## Data for processing
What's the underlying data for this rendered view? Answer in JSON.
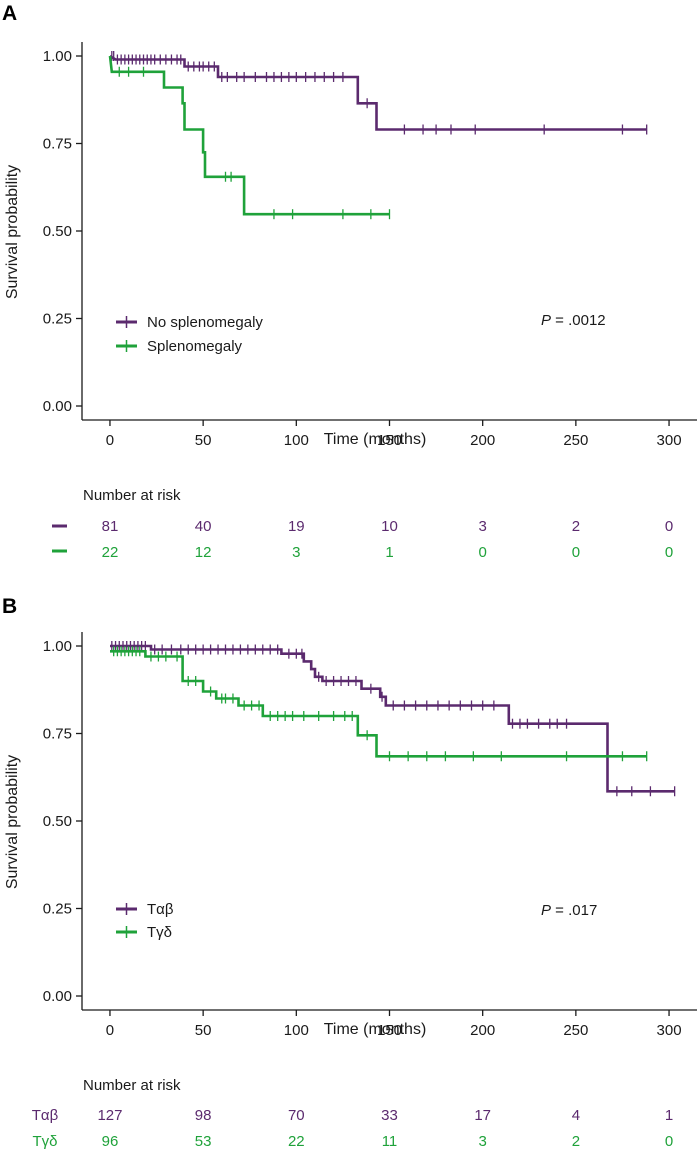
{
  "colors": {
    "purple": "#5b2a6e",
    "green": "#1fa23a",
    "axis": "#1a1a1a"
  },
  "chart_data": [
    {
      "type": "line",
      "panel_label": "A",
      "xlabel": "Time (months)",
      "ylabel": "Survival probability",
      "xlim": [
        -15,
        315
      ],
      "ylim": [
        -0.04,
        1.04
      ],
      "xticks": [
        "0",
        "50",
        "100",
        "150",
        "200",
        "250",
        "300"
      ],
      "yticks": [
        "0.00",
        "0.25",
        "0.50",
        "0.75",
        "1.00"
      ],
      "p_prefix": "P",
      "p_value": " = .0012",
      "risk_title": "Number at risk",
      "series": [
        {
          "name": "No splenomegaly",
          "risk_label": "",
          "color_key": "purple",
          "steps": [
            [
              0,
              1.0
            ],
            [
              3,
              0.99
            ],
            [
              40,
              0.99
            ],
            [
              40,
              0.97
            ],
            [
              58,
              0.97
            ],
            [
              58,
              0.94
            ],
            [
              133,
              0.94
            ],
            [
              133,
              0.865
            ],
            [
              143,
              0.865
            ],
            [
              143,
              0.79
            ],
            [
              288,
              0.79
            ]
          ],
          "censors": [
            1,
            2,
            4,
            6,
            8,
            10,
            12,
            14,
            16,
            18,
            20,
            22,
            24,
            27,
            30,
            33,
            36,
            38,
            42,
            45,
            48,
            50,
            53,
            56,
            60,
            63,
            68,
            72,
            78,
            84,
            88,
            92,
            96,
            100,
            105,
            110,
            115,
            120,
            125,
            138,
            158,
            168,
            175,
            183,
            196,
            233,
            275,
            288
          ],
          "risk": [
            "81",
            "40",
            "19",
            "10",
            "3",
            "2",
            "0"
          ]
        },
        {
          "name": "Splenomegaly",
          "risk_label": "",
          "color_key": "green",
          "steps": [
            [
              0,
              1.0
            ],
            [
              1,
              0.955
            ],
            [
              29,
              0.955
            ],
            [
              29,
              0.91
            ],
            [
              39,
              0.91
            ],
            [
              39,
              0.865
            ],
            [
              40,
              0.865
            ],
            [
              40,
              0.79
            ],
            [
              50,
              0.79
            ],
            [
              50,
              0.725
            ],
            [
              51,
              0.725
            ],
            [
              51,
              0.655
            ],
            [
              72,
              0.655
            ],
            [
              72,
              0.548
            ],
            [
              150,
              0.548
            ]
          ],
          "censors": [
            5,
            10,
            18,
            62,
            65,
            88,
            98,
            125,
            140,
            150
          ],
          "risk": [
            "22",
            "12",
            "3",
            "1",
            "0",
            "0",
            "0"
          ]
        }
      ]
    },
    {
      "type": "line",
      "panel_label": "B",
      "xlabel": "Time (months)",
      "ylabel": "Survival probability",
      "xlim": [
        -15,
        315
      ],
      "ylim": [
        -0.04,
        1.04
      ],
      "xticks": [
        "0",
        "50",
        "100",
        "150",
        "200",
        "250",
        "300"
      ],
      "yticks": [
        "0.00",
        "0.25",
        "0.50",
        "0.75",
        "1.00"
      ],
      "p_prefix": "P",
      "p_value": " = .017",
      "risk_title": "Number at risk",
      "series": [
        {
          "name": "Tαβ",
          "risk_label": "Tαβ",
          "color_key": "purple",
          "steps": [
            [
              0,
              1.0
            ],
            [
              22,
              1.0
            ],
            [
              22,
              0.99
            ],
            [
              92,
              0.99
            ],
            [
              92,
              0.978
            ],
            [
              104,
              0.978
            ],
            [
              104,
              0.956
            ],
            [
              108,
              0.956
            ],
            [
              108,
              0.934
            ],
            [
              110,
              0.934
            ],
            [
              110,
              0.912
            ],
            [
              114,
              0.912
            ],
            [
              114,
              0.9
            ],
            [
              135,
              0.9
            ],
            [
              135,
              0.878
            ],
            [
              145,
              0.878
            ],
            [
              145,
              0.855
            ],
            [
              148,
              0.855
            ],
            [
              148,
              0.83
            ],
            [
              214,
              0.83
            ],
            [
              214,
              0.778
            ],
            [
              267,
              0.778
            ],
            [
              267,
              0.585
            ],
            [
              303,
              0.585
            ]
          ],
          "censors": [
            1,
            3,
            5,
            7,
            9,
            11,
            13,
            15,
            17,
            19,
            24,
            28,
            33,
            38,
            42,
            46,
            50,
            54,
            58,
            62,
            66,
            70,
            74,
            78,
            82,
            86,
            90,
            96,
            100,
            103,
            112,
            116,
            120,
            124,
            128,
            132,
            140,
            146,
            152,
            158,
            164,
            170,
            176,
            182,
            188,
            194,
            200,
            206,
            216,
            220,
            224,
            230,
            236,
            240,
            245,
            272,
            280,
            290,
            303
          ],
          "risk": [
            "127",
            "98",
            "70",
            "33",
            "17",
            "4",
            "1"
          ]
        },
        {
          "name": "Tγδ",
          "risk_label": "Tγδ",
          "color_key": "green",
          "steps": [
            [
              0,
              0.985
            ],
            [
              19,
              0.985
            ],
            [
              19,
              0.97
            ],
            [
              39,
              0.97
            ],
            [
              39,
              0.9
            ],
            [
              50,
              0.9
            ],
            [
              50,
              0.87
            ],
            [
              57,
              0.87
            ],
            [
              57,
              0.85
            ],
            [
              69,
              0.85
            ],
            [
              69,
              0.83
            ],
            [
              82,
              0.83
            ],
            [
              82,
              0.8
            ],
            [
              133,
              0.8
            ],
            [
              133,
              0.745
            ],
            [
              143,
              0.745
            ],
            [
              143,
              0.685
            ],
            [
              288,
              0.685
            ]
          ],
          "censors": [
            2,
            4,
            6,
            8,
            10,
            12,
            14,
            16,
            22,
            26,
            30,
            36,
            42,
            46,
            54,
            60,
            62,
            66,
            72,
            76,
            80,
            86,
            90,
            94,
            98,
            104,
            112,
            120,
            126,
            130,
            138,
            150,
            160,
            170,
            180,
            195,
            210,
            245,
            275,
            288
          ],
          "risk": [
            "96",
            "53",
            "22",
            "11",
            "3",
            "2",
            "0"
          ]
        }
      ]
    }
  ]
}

==

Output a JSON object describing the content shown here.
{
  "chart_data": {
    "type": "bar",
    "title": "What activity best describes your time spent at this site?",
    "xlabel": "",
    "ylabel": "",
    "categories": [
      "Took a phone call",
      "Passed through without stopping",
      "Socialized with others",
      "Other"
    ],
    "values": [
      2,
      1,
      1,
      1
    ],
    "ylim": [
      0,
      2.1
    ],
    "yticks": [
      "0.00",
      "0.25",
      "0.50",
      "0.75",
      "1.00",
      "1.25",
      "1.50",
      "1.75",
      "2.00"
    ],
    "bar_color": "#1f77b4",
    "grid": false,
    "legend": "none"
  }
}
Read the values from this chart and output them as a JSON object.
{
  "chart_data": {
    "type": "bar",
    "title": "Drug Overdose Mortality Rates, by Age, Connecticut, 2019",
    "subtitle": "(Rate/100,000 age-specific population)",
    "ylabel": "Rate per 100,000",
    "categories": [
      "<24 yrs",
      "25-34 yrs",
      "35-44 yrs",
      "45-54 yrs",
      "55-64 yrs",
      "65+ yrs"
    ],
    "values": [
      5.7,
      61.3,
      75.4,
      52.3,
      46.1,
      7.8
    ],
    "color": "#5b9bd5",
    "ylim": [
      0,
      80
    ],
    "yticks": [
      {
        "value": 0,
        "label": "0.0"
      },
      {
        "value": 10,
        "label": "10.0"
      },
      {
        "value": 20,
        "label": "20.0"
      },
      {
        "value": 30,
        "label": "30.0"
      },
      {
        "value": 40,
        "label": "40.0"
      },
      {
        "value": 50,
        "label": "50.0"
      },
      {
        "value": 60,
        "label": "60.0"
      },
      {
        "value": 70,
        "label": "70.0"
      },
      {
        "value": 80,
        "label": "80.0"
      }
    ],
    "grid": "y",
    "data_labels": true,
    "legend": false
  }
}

## Set task
Copy each line of the records above that carries the word "JSON".

## Finished answer
What's the underlying data for this rendered view? Answer in JSON.
Output a JSON object describing the content shown here.
Read the values from this chart and output them as a JSON object.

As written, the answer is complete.